A block of data:
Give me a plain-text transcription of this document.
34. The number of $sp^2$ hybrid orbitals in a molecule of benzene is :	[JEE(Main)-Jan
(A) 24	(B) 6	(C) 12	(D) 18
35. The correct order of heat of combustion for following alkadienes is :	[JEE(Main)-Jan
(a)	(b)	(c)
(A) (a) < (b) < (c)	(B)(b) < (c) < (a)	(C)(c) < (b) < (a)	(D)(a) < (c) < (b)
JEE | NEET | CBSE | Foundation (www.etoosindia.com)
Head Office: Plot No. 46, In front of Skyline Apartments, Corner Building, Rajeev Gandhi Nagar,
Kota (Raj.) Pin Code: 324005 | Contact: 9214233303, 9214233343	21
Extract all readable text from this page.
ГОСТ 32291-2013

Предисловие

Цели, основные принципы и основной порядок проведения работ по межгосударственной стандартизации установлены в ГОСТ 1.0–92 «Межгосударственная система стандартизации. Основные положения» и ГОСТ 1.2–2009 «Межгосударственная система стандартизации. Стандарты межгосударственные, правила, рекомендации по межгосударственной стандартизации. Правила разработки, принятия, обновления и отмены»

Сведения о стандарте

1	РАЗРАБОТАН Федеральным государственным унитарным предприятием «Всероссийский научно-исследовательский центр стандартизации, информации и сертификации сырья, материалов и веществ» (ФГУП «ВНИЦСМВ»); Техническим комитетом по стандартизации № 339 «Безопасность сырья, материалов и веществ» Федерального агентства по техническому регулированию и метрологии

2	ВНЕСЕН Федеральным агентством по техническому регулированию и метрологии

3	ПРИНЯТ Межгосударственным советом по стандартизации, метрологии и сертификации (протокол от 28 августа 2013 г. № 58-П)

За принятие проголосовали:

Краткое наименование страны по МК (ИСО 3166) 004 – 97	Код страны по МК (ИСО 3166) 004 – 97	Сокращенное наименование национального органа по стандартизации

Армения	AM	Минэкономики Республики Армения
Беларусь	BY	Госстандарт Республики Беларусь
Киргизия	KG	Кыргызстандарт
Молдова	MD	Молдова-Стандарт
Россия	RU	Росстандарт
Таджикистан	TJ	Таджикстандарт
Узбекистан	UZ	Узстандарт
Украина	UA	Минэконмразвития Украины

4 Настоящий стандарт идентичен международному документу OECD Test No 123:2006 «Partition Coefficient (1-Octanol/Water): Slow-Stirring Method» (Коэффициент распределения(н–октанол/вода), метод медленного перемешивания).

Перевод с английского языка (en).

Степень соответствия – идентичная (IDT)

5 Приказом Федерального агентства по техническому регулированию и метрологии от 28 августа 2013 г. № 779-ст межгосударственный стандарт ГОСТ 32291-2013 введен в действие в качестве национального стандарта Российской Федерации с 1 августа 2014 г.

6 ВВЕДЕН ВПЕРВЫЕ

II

● **PROBLEM DESCRIPTION**
Write out all of the records once more, exactly.

● **WORKED ANSWER**
Give me a plain-text transcription of this document.
34. The number of $sp^2$ hybrid orbitals in a molecule of benzene is :	[JEE(Main)-Jan
(A) 24	(B) 6	(C) 12	(D) 18
35. The correct order of heat of combustion for following alkadienes is :	[JEE(Main)-Jan
(a)	(b)	(c)
(A) (a) < (b) < (c)	(B)(b) < (c) < (a)	(C)(c) < (b) < (a)	(D)(a) < (c) < (b)
JEE | NEET | CBSE | Foundation (www.etoosindia.com)
Head Office: Plot No. 46, In front of Skyline Apartments, Corner Building, Rajeev Gandhi Nagar,
Kota (Raj.) Pin Code: 324005 | Contact: 9214233303, 9214233343	21
Extract all readable text from this page.
ГОСТ 32291-2013

Предисловие

Цели, основные принципы и основной порядок проведения работ по межгосударственной стандартизации установлены в ГОСТ 1.0–92 «Межгосударственная система стандартизации. Основные положения» и ГОСТ 1.2–2009 «Межгосударственная система стандартизации. Стандарты межгосударственные, правила, рекомендации по межгосударственной стандартизации. Правила разработки, принятия, обновления и отмены»

Сведения о стандарте

1	РАЗРАБОТАН Федеральным государственным унитарным предприятием «Всероссийский научно-исследовательский центр стандартизации, информации и сертификации сырья, материалов и веществ» (ФГУП «ВНИЦСМВ»); Техническим комитетом по стандартизации № 339 «Безопасность сырья, материалов и веществ» Федерального агентства по техническому регулированию и метрологии

2	ВНЕСЕН Федеральным агентством по техническому регулированию и метрологии

3	ПРИНЯТ Межгосударственным советом по стандартизации, метрологии и сертификации (протокол от 28 августа 2013 г. № 58-П)

За принятие проголосовали:

Краткое наименование страны по МК (ИСО 3166) 004 – 97	Код страны по МК (ИСО 3166) 004 – 97	Сокращенное наименование национального органа по стандартизации

Армения	AM	Минэкономики Республики Армения
Беларусь	BY	Госстандарт Республики Беларусь
Киргизия	KG	Кыргызстандарт
Молдова	MD	Молдова-Стандарт
Россия	RU	Росстандарт
Таджикистан	TJ	Таджикстандарт
Узбекистан	UZ	Узстандарт
Украина	UA	Минэконмразвития Украины

4 Настоящий стандарт идентичен международному документу OECD Test No 123:2006 «Partition Coefficient (1-Octanol/Water): Slow-Stirring Method» (Коэффициент распределения(н–октанол/вода), метод медленного перемешивания).

Перевод с английского языка (en).

Степень соответствия – идентичная (IDT)

5 Приказом Федерального агентства по техническому регулированию и метрологии от 28 августа 2013 г. № 779-ст межгосударственный стандарт ГОСТ 32291-2013 введен в действие в качестве национального стандарта Российской Федерации с 1 августа 2014 г.

6 ВВЕДЕН ВПЕРВЫЕ

II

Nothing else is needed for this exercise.